Stored records
=====
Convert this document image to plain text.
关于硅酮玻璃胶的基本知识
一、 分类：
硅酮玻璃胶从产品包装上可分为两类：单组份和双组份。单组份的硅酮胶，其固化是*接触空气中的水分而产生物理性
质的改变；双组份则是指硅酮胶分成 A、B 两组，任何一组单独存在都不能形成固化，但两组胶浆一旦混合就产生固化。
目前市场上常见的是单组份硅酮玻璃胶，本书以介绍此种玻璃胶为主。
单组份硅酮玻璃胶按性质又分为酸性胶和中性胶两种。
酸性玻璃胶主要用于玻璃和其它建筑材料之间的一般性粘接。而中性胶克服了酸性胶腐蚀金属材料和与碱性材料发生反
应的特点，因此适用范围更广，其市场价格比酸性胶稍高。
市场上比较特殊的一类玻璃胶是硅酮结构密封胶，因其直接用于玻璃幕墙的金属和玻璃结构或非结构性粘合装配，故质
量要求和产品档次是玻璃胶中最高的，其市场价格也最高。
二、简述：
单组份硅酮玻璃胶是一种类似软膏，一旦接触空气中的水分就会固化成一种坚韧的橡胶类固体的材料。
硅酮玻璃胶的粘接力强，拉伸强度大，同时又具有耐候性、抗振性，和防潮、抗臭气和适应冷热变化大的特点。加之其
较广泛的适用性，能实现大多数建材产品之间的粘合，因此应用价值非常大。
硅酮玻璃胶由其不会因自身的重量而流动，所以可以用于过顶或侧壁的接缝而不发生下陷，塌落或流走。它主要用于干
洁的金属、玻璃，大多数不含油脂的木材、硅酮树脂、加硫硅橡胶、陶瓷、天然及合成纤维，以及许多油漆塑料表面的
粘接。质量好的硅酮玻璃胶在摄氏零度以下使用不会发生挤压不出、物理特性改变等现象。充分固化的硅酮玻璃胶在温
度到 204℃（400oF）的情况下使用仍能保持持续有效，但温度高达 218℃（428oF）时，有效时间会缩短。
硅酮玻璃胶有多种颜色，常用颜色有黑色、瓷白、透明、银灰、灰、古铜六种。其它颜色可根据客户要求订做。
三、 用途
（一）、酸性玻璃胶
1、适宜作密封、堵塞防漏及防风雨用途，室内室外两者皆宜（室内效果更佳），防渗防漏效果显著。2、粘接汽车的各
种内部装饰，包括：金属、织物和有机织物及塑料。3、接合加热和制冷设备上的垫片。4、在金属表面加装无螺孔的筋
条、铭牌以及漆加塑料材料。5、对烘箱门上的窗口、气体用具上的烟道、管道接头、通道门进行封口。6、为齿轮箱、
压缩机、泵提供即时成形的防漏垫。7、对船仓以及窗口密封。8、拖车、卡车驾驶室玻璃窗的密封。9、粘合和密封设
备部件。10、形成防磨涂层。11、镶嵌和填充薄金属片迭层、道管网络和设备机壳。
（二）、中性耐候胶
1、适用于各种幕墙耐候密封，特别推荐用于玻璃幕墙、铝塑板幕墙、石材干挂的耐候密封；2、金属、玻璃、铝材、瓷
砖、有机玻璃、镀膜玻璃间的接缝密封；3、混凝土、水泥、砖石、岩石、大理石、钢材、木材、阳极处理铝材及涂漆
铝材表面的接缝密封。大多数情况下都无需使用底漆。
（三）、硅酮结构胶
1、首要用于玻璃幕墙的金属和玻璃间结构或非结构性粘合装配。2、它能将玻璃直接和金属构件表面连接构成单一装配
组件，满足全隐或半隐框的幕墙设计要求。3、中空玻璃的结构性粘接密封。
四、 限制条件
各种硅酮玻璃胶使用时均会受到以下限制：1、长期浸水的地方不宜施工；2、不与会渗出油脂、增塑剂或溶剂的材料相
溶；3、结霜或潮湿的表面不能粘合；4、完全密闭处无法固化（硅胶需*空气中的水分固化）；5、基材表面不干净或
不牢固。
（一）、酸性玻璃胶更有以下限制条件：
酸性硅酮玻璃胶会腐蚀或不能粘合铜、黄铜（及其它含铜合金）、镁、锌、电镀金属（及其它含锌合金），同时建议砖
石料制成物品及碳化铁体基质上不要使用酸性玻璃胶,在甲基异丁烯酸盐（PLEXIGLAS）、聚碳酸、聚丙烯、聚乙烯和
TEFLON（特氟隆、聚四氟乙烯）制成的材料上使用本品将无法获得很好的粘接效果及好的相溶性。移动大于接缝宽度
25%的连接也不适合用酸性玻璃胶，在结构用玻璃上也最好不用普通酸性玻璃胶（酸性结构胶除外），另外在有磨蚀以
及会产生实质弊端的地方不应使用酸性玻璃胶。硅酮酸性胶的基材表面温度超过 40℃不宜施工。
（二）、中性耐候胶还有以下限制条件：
=====
Task description
Reproduce every record above exactly as it appears.

Task result
Convert this document image to plain text.
关于硅酮玻璃胶的基本知识
一、 分类：
硅酮玻璃胶从产品包装上可分为两类：单组份和双组份。单组份的硅酮胶，其固化是*接触空气中的水分而产生物理性
质的改变；双组份则是指硅酮胶分成 A、B 两组，任何一组单独存在都不能形成固化，但两组胶浆一旦混合就产生固化。
目前市场上常见的是单组份硅酮玻璃胶，本书以介绍此种玻璃胶为主。
单组份硅酮玻璃胶按性质又分为酸性胶和中性胶两种。
酸性玻璃胶主要用于玻璃和其它建筑材料之间的一般性粘接。而中性胶克服了酸性胶腐蚀金属材料和与碱性材料发生反
应的特点，因此适用范围更广，其市场价格比酸性胶稍高。
市场上比较特殊的一类玻璃胶是硅酮结构密封胶，因其直接用于玻璃幕墙的金属和玻璃结构或非结构性粘合装配，故质
量要求和产品档次是玻璃胶中最高的，其市场价格也最高。
二、简述：
单组份硅酮玻璃胶是一种类似软膏，一旦接触空气中的水分就会固化成一种坚韧的橡胶类固体的材料。
硅酮玻璃胶的粘接力强，拉伸强度大，同时又具有耐候性、抗振性，和防潮、抗臭气和适应冷热变化大的特点。加之其
较广泛的适用性，能实现大多数建材产品之间的粘合，因此应用价值非常大。
硅酮玻璃胶由其不会因自身的重量而流动，所以可以用于过顶或侧壁的接缝而不发生下陷，塌落或流走。它主要用于干
洁的金属、玻璃，大多数不含油脂的木材、硅酮树脂、加硫硅橡胶、陶瓷、天然及合成纤维，以及许多油漆塑料表面的
粘接。质量好的硅酮玻璃胶在摄氏零度以下使用不会发生挤压不出、物理特性改变等现象。充分固化的硅酮玻璃胶在温
度到 204℃（400oF）的情况下使用仍能保持持续有效，但温度高达 218℃（428oF）时，有效时间会缩短。
硅酮玻璃胶有多种颜色，常用颜色有黑色、瓷白、透明、银灰、灰、古铜六种。其它颜色可根据客户要求订做。
三、 用途
（一）、酸性玻璃胶
1、适宜作密封、堵塞防漏及防风雨用途，室内室外两者皆宜（室内效果更佳），防渗防漏效果显著。2、粘接汽车的各
种内部装饰，包括：金属、织物和有机织物及塑料。3、接合加热和制冷设备上的垫片。4、在金属表面加装无螺孔的筋
条、铭牌以及漆加塑料材料。5、对烘箱门上的窗口、气体用具上的烟道、管道接头、通道门进行封口。6、为齿轮箱、
压缩机、泵提供即时成形的防漏垫。7、对船仓以及窗口密封。8、拖车、卡车驾驶室玻璃窗的密封。9、粘合和密封设
备部件。10、形成防磨涂层。11、镶嵌和填充薄金属片迭层、道管网络和设备机壳。
（二）、中性耐候胶
1、适用于各种幕墙耐候密封，特别推荐用于玻璃幕墙、铝塑板幕墙、石材干挂的耐候密封；2、金属、玻璃、铝材、瓷
砖、有机玻璃、镀膜玻璃间的接缝密封；3、混凝土、水泥、砖石、岩石、大理石、钢材、木材、阳极处理铝材及涂漆
铝材表面的接缝密封。大多数情况下都无需使用底漆。
（三）、硅酮结构胶
1、首要用于玻璃幕墙的金属和玻璃间结构或非结构性粘合装配。2、它能将玻璃直接和金属构件表面连接构成单一装配
组件，满足全隐或半隐框的幕墙设计要求。3、中空玻璃的结构性粘接密封。
四、 限制条件
各种硅酮玻璃胶使用时均会受到以下限制：1、长期浸水的地方不宜施工；2、不与会渗出油脂、增塑剂或溶剂的材料相
溶；3、结霜或潮湿的表面不能粘合；4、完全密闭处无法固化（硅胶需*空气中的水分固化）；5、基材表面不干净或
不牢固。
（一）、酸性玻璃胶更有以下限制条件：
酸性硅酮玻璃胶会腐蚀或不能粘合铜、黄铜（及其它含铜合金）、镁、锌、电镀金属（及其它含锌合金），同时建议砖
石料制成物品及碳化铁体基质上不要使用酸性玻璃胶,在甲基异丁烯酸盐（PLEXIGLAS）、聚碳酸、聚丙烯、聚乙烯和
TEFLON（特氟隆、聚四氟乙烯）制成的材料上使用本品将无法获得很好的粘接效果及好的相溶性。移动大于接缝宽度
25%的连接也不适合用酸性玻璃胶，在结构用玻璃上也最好不用普通酸性玻璃胶（酸性结构胶除外），另外在有磨蚀以
及会产生实质弊端的地方不应使用酸性玻璃胶。硅酮酸性胶的基材表面温度超过 40℃不宜施工。
（二）、中性耐候胶还有以下限制条件：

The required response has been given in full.